» WHAT YOU HAVE TO DO:
Reproduce the records word for word, from the start of the records through the line that contains "paragraph: Don Cárlos", including that line.

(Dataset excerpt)
--------------------------------------------------

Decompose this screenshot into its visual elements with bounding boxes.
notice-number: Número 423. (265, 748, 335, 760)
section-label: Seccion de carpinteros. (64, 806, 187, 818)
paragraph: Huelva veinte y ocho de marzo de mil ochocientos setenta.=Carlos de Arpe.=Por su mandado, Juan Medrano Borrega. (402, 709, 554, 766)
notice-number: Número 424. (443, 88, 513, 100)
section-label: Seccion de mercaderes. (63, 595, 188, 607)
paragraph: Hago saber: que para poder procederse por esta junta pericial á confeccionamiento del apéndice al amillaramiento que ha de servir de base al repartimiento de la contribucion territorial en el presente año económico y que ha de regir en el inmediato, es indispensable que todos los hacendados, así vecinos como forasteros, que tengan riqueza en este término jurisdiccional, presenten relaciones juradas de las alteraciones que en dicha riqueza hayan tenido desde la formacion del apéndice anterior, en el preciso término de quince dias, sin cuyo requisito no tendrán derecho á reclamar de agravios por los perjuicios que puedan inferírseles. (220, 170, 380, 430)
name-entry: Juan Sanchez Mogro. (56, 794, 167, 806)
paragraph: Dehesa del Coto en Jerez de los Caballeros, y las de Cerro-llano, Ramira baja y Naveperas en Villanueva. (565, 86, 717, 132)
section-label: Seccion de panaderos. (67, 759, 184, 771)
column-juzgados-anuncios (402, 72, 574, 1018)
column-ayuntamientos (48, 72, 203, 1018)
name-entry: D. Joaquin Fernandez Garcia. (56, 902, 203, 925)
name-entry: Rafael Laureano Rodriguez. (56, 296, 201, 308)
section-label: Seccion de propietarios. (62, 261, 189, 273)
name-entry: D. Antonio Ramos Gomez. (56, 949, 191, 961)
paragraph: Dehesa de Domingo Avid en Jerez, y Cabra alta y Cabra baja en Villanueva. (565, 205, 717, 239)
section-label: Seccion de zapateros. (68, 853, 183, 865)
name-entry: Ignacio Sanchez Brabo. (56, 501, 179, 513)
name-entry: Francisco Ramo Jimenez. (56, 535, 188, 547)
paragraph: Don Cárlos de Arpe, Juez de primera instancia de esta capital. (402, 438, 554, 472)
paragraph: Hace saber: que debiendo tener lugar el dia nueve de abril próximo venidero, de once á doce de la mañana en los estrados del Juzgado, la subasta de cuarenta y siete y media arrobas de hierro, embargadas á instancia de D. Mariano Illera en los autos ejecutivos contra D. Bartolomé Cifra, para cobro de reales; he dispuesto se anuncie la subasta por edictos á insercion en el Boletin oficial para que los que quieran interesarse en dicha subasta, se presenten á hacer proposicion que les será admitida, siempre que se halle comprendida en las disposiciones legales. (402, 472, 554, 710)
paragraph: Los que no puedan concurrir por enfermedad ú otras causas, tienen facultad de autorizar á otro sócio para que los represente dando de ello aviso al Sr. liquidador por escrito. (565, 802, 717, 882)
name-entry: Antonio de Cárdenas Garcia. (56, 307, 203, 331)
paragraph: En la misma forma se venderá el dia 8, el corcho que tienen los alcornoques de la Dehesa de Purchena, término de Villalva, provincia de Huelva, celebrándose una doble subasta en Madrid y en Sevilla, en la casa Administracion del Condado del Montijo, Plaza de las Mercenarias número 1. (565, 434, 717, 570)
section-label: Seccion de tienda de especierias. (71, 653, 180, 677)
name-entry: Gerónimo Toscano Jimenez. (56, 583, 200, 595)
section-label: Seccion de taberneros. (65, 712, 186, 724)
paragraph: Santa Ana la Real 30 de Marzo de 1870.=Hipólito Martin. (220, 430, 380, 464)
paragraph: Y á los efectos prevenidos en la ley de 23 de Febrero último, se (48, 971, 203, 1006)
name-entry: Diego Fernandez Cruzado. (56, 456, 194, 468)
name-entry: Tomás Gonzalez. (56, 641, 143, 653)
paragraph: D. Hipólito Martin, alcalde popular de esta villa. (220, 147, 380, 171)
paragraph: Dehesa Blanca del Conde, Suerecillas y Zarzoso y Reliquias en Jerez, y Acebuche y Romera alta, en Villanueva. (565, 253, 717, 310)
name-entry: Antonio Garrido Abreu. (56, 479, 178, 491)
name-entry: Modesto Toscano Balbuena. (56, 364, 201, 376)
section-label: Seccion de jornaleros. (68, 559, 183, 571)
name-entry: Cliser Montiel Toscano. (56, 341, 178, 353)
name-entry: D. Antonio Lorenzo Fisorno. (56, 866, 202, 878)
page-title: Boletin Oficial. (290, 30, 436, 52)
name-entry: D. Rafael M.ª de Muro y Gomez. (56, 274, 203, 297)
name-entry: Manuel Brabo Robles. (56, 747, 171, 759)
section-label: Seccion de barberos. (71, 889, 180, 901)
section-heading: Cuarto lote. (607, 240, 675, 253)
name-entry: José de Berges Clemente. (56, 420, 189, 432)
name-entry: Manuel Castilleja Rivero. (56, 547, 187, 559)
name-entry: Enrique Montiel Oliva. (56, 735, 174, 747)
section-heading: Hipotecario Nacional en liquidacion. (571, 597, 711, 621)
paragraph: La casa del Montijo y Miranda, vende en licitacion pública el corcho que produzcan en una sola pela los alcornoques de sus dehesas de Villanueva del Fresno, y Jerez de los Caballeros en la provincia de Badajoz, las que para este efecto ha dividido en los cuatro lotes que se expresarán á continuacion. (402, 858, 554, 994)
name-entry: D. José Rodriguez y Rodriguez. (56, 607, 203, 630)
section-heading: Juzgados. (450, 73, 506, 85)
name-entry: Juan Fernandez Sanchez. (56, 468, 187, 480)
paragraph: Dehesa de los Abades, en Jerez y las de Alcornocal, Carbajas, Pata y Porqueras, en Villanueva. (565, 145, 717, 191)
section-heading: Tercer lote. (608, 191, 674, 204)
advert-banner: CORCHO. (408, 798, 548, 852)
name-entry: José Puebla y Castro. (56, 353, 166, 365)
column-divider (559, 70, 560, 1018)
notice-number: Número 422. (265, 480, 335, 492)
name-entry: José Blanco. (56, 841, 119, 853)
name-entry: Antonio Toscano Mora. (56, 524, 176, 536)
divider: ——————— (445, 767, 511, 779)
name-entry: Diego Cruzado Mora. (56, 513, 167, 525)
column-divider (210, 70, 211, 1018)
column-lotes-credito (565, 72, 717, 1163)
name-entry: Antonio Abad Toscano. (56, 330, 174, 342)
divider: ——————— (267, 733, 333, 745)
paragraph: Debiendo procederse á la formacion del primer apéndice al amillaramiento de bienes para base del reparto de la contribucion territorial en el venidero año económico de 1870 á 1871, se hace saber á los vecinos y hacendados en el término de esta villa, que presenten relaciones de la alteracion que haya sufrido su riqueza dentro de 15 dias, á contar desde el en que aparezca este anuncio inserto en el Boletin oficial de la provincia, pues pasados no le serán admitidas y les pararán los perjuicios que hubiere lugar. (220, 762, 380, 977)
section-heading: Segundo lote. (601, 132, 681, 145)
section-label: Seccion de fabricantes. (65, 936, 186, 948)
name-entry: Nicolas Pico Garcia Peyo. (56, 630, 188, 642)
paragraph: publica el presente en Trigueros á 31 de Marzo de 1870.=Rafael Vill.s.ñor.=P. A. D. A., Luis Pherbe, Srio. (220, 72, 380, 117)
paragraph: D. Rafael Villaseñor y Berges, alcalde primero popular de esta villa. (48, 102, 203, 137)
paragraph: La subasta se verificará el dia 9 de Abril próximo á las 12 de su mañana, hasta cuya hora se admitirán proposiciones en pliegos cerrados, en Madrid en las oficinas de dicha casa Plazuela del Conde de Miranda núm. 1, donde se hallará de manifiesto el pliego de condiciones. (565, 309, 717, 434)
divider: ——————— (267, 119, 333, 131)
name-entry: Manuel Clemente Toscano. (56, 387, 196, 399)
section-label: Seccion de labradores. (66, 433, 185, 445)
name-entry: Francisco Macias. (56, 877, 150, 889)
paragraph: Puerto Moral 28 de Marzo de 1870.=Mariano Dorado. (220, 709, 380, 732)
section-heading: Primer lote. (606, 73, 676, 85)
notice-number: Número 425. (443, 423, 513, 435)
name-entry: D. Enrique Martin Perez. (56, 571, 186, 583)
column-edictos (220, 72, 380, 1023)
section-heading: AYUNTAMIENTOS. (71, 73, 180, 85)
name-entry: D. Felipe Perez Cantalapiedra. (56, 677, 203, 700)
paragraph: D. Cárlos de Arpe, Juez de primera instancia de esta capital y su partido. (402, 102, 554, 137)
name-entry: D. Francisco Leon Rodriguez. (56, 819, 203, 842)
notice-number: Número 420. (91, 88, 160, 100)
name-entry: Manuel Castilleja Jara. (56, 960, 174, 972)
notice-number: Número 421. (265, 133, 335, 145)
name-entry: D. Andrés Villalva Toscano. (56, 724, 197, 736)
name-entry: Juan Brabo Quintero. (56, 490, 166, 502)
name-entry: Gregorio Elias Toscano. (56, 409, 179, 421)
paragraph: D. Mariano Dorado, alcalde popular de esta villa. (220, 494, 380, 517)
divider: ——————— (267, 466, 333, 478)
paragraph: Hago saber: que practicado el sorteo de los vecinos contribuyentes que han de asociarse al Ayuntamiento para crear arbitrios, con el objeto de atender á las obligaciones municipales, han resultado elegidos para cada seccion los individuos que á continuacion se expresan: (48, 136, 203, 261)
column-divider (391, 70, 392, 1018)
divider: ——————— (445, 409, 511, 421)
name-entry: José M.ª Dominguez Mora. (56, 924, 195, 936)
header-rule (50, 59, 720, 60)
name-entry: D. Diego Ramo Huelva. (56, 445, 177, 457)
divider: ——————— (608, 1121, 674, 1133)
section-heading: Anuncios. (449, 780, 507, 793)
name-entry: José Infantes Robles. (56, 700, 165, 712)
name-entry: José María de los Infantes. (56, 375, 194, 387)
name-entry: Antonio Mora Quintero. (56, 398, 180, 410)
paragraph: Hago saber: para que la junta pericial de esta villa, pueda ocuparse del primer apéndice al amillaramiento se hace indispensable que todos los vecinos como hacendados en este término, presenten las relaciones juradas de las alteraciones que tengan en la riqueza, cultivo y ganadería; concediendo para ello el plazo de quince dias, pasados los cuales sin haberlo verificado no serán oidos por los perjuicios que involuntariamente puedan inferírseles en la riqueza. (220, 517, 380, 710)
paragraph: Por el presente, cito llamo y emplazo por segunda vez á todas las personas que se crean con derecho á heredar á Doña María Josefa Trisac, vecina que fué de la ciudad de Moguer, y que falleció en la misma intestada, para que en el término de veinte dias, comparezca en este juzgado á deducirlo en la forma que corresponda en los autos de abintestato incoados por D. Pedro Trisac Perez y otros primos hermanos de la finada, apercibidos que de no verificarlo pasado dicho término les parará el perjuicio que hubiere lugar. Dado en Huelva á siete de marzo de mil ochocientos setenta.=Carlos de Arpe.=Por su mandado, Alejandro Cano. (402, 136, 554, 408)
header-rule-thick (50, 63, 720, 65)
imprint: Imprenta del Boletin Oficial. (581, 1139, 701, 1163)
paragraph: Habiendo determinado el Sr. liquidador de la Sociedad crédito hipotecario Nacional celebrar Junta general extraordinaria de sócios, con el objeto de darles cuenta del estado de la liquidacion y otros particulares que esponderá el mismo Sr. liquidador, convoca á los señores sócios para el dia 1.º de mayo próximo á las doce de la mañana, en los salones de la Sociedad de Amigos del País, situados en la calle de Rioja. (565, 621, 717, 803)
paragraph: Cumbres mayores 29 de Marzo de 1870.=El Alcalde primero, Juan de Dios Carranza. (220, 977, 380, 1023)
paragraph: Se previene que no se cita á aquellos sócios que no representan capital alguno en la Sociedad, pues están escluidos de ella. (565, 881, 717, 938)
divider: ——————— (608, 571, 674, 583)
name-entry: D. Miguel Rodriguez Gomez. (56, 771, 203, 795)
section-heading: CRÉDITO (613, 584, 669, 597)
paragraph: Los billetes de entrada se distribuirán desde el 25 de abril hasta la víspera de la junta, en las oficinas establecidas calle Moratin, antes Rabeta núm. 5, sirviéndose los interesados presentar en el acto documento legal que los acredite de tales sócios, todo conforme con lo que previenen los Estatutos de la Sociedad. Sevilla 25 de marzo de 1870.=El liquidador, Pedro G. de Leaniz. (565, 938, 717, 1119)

--------------------------------------------------

» REPLY:
Decompose this screenshot into its visual elements with bounding boxes.
notice-number: Número 423. (265, 748, 335, 760)
section-label: Seccion de carpinteros. (64, 806, 187, 818)
paragraph: Huelva veinte y ocho de marzo de mil ochocientos setenta.=Carlos de Arpe.=Por su mandado, Juan Medrano Borrega. (402, 709, 554, 766)
notice-number: Número 424. (443, 88, 513, 100)
section-label: Seccion de mercaderes. (63, 595, 188, 607)
paragraph: Hago saber: que para poder procederse por esta junta pericial á confeccionamiento del apéndice al amillaramiento que ha de servir de base al repartimiento de la contribucion territorial en el presente año económico y que ha de regir en el inmediato, es indispensable que todos los hacendados, así vecinos como forasteros, que tengan riqueza en este término jurisdiccional, presenten relaciones juradas de las alteraciones que en dicha riqueza hayan tenido desde la formacion del apéndice anterior, en el preciso término de quince dias, sin cuyo requisito no tendrán derecho á reclamar de agravios por los perjuicios que puedan inferírseles. (220, 170, 380, 430)
name-entry: Juan Sanchez Mogro. (56, 794, 167, 806)
paragraph: Dehesa del Coto en Jerez de los Caballeros, y las de Cerro-llano, Ramira baja y Naveperas en Villanueva. (565, 86, 717, 132)
section-label: Seccion de panaderos. (67, 759, 184, 771)
column-juzgados-anuncios (402, 72, 574, 1018)
column-ayuntamientos (48, 72, 203, 1018)
name-entry: D. Joaquin Fernandez Garcia. (56, 902, 203, 925)
name-entry: Rafael Laureano Rodriguez. (56, 296, 201, 308)
section-label: Seccion de propietarios. (62, 261, 189, 273)
name-entry: D. Antonio Ramos Gomez. (56, 949, 191, 961)
paragraph: Dehesa de Domingo Avid en Jerez, y Cabra alta y Cabra baja en Villanueva. (565, 205, 717, 239)
section-label: Seccion de zapateros. (68, 853, 183, 865)
name-entry: Ignacio Sanchez Brabo. (56, 501, 179, 513)
name-entry: Francisco Ramo Jimenez. (56, 535, 188, 547)
paragraph: Don Cárlos de Arpe, Juez de primera instancia de esta capital. (402, 438, 554, 472)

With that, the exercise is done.